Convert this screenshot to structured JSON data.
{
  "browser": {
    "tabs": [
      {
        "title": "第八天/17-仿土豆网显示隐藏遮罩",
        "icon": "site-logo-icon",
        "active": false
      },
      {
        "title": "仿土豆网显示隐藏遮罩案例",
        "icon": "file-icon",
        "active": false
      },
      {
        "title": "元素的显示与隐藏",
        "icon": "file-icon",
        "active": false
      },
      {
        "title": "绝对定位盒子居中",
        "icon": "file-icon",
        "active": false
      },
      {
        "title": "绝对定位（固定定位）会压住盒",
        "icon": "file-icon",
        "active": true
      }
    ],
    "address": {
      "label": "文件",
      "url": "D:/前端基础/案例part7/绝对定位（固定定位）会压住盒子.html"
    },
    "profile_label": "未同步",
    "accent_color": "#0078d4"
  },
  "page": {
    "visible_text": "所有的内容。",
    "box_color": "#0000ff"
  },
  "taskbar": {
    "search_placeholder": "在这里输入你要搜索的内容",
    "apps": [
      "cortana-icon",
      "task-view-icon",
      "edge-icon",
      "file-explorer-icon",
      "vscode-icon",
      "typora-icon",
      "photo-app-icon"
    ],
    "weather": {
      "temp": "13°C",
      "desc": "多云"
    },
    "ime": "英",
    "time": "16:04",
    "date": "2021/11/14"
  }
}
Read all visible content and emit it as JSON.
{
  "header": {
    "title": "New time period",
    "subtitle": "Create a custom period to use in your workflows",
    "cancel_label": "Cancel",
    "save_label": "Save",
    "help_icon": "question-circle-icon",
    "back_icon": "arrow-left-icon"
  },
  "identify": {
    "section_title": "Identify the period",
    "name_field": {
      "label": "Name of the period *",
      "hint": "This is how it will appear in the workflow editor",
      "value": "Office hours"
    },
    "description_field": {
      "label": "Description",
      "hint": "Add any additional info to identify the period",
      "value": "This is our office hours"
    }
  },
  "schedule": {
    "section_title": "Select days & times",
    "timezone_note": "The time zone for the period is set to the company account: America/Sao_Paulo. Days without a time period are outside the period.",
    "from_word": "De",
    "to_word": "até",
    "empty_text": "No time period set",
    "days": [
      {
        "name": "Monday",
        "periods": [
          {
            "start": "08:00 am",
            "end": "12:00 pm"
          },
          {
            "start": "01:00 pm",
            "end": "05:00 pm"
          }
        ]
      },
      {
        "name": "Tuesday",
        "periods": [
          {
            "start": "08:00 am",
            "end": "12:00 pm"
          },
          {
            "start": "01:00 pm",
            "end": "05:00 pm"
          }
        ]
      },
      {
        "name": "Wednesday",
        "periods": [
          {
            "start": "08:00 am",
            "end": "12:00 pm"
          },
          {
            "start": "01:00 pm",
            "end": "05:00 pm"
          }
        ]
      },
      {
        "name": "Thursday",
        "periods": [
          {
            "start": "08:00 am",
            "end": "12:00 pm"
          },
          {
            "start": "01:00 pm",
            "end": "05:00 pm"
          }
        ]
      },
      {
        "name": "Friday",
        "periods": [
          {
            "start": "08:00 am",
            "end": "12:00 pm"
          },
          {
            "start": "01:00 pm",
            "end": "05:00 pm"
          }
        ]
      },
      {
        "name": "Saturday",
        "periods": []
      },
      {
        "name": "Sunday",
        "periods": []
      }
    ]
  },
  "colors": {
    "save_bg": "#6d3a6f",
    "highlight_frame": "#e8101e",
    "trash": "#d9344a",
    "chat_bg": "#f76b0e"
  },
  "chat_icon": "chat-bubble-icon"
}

What is being asked: Please set down all the data word for word.

The completed task:
Convert this screenshot to structured JSON data.
{
  "browser": {
    "tabs": [
      {
        "title": "第八天/17-仿土豆网显示隐藏遮罩",
        "icon": "site-logo-icon",
        "active": false
      },
      {
        "title": "仿土豆网显示隐藏遮罩案例",
        "icon": "file-icon",
        "active": false
      },
      {
        "title": "元素的显示与隐藏",
        "icon": "file-icon",
        "active": false
      },
      {
        "title": "绝对定位盒子居中",
        "icon": "file-icon",
        "active": false
      },
      {
        "title": "绝对定位（固定定位）会压住盒",
        "icon": "file-icon",
        "active": true
      }
    ],
    "address": {
      "label": "文件",
      "url": "D:/前端基础/案例part7/绝对定位（固定定位）会压住盒子.html"
    },
    "profile_label": "未同步",
    "accent_color": "#0078d4"
  },
  "page": {
    "visible_text": "所有的内容。",
    "box_color": "#0000ff"
  },
  "taskbar": {
    "search_placeholder": "在这里输入你要搜索的内容",
    "apps": [
      "cortana-icon",
      "task-view-icon",
      "edge-icon",
      "file-explorer-icon",
      "vscode-icon",
      "typora-icon",
      "photo-app-icon"
    ],
    "weather": {
      "temp": "13°C",
      "desc": "多云"
    },
    "ime": "英",
    "time": "16:04",
    "date": "2021/11/14"
  }
}
Read all visible content and emit it as JSON.
{
  "header": {
    "title": "New time period",
    "subtitle": "Create a custom period to use in your workflows",
    "cancel_label": "Cancel",
    "save_label": "Save",
    "help_icon": "question-circle-icon",
    "back_icon": "arrow-left-icon"
  },
  "identify": {
    "section_title": "Identify the period",
    "name_field": {
      "label": "Name of the period *",
      "hint": "This is how it will appear in the workflow editor",
      "value": "Office hours"
    },
    "description_field": {
      "label": "Description",
      "hint": "Add any additional info to identify the period",
      "value": "This is our office hours"
    }
  },
  "schedule": {
    "section_title": "Select days & times",
    "timezone_note": "The time zone for the period is set to the company account: America/Sao_Paulo. Days without a time period are outside the period.",
    "from_word": "De",
    "to_word": "até",
    "empty_text": "No time period set",
    "days": [
      {
        "name": "Monday",
        "periods": [
          {
            "start": "08:00 am",
            "end": "12:00 pm"
          },
          {
            "start": "01:00 pm",
            "end": "05:00 pm"
          }
        ]
      },
      {
        "name": "Tuesday",
        "periods": [
          {
            "start": "08:00 am",
            "end": "12:00 pm"
          },
          {
            "start": "01:00 pm",
            "end": "05:00 pm"
          }
        ]
      },
      {
        "name": "Wednesday",
        "periods": [
          {
            "start": "08:00 am",
            "end": "12:00 pm"
          },
          {
            "start": "01:00 pm",
            "end": "05:00 pm"
          }
        ]
      },
      {
        "name": "Thursday",
        "periods": [
          {
            "start": "08:00 am",
            "end": "12:00 pm"
          },
          {
            "start": "01:00 pm",
            "end": "05:00 pm"
          }
        ]
      },
      {
        "name": "Friday",
        "periods": [
          {
            "start": "08:00 am",
            "end": "12:00 pm"
          },
          {
            "start": "01:00 pm",
            "end": "05:00 pm"
          }
        ]
      },
      {
        "name": "Saturday",
        "periods": []
      },
      {
        "name": "Sunday",
        "periods": []
      }
    ]
  },
  "colors": {
    "save_bg": "#6d3a6f",
    "highlight_frame": "#e8101e",
    "trash": "#d9344a",
    "chat_bg": "#f76b0e"
  },
  "chat_icon": "chat-bubble-icon"
}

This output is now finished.